═════ Material for the task ═════

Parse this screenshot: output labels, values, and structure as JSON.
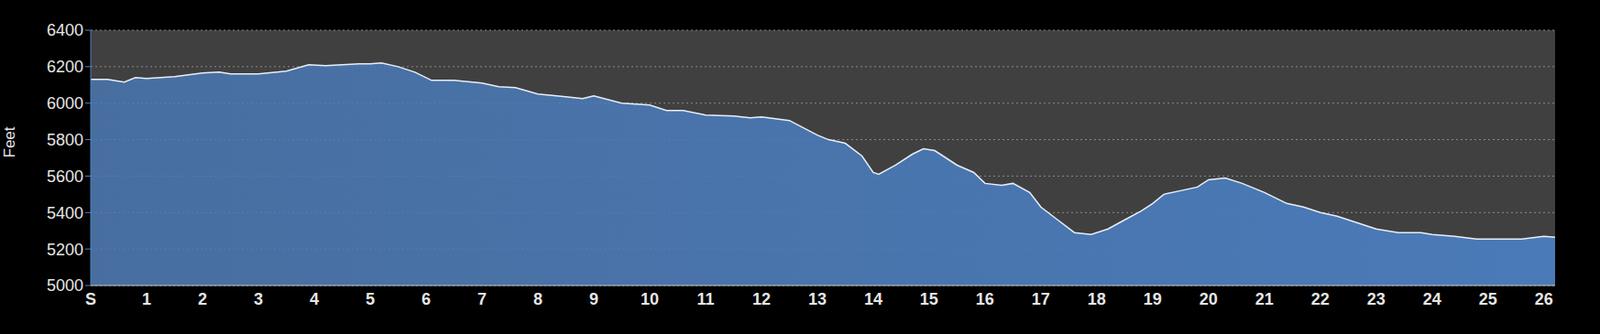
{
  "chart_data": {
    "type": "area",
    "ylabel": "Feet",
    "color": "#4a7ab8",
    "grid": true,
    "x": [
      0,
      0.3,
      0.5,
      0.6,
      0.8,
      1.0,
      1.5,
      2.0,
      2.3,
      2.5,
      3.0,
      3.5,
      3.9,
      4.2,
      4.5,
      4.8,
      5.0,
      5.2,
      5.5,
      5.8,
      6.1,
      6.5,
      7.0,
      7.3,
      7.6,
      8.0,
      8.5,
      8.8,
      9.0,
      9.5,
      10.0,
      10.3,
      10.6,
      11.0,
      11.5,
      11.8,
      12.0,
      12.5,
      13.0,
      13.2,
      13.5,
      13.8,
      14.0,
      14.1,
      14.4,
      14.7,
      14.9,
      15.1,
      15.3,
      15.5,
      15.8,
      16.0,
      16.3,
      16.5,
      16.8,
      17.0,
      17.3,
      17.6,
      17.9,
      18.2,
      18.5,
      18.8,
      19.0,
      19.2,
      19.5,
      19.8,
      20.0,
      20.3,
      20.6,
      21.0,
      21.4,
      21.7,
      22.0,
      22.3,
      22.7,
      23.0,
      23.4,
      23.8,
      24.0,
      24.4,
      24.8,
      25.2,
      25.6,
      26.0,
      26.2
    ],
    "values": [
      6130,
      6130,
      6120,
      6115,
      6140,
      6135,
      6145,
      6165,
      6170,
      6160,
      6160,
      6175,
      6210,
      6205,
      6210,
      6215,
      6215,
      6220,
      6200,
      6170,
      6125,
      6125,
      6110,
      6090,
      6085,
      6050,
      6035,
      6025,
      6040,
      6000,
      5990,
      5960,
      5960,
      5935,
      5930,
      5920,
      5925,
      5905,
      5825,
      5800,
      5780,
      5710,
      5620,
      5610,
      5660,
      5720,
      5750,
      5740,
      5700,
      5660,
      5620,
      5560,
      5550,
      5560,
      5510,
      5430,
      5360,
      5290,
      5280,
      5310,
      5360,
      5410,
      5450,
      5500,
      5520,
      5540,
      5580,
      5590,
      5560,
      5510,
      5450,
      5430,
      5400,
      5380,
      5340,
      5310,
      5290,
      5290,
      5280,
      5270,
      5255,
      5255,
      5255,
      5270,
      5265
    ],
    "xlim": [
      0,
      26.2
    ],
    "xticks": [
      {
        "value": 0,
        "label": "S"
      },
      1,
      2,
      3,
      4,
      5,
      6,
      7,
      8,
      9,
      10,
      11,
      12,
      13,
      14,
      15,
      16,
      17,
      18,
      19,
      20,
      21,
      22,
      23,
      24,
      25,
      26
    ],
    "ylim": [
      5000,
      6400
    ],
    "yticks": [
      5000,
      5200,
      5400,
      5600,
      5800,
      6000,
      6200,
      6400
    ]
  }
}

═════

Using the listing above, list every line in which the string "values" occurs.

# [Complete answer]
Parse this screenshot: output labels, values, and structure as JSON.
    "values": [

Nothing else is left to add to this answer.